Rows from a dataset:
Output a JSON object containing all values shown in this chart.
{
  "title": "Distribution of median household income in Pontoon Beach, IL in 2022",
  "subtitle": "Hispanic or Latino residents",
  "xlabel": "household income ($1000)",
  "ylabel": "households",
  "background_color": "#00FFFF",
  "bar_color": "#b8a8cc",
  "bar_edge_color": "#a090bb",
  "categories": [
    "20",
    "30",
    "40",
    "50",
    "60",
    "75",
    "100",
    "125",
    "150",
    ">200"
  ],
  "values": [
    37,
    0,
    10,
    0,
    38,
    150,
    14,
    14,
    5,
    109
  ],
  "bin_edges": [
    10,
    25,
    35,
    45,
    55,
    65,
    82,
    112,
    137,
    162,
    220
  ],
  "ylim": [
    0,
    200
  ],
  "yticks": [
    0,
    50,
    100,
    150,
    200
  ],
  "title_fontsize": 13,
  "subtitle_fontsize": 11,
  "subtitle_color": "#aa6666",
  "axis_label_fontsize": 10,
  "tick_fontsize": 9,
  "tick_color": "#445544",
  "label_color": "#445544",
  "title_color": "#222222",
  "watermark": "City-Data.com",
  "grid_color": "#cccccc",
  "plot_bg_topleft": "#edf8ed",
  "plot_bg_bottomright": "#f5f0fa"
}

* [WHAT IS REQUIRED]
Your task is to give the records above again, exactly.

* [SOLUTION]
Output a JSON object containing all values shown in this chart.
{
  "title": "Distribution of median household income in Pontoon Beach, IL in 2022",
  "subtitle": "Hispanic or Latino residents",
  "xlabel": "household income ($1000)",
  "ylabel": "households",
  "background_color": "#00FFFF",
  "bar_color": "#b8a8cc",
  "bar_edge_color": "#a090bb",
  "categories": [
    "20",
    "30",
    "40",
    "50",
    "60",
    "75",
    "100",
    "125",
    "150",
    ">200"
  ],
  "values": [
    37,
    0,
    10,
    0,
    38,
    150,
    14,
    14,
    5,
    109
  ],
  "bin_edges": [
    10,
    25,
    35,
    45,
    55,
    65,
    82,
    112,
    137,
    162,
    220
  ],
  "ylim": [
    0,
    200
  ],
  "yticks": [
    0,
    50,
    100,
    150,
    200
  ],
  "title_fontsize": 13,
  "subtitle_fontsize": 11,
  "subtitle_color": "#aa6666",
  "axis_label_fontsize": 10,
  "tick_fontsize": 9,
  "tick_color": "#445544",
  "label_color": "#445544",
  "title_color": "#222222",
  "watermark": "City-Data.com",
  "grid_color": "#cccccc",
  "plot_bg_topleft": "#edf8ed",
  "plot_bg_bottomright": "#f5f0fa"
}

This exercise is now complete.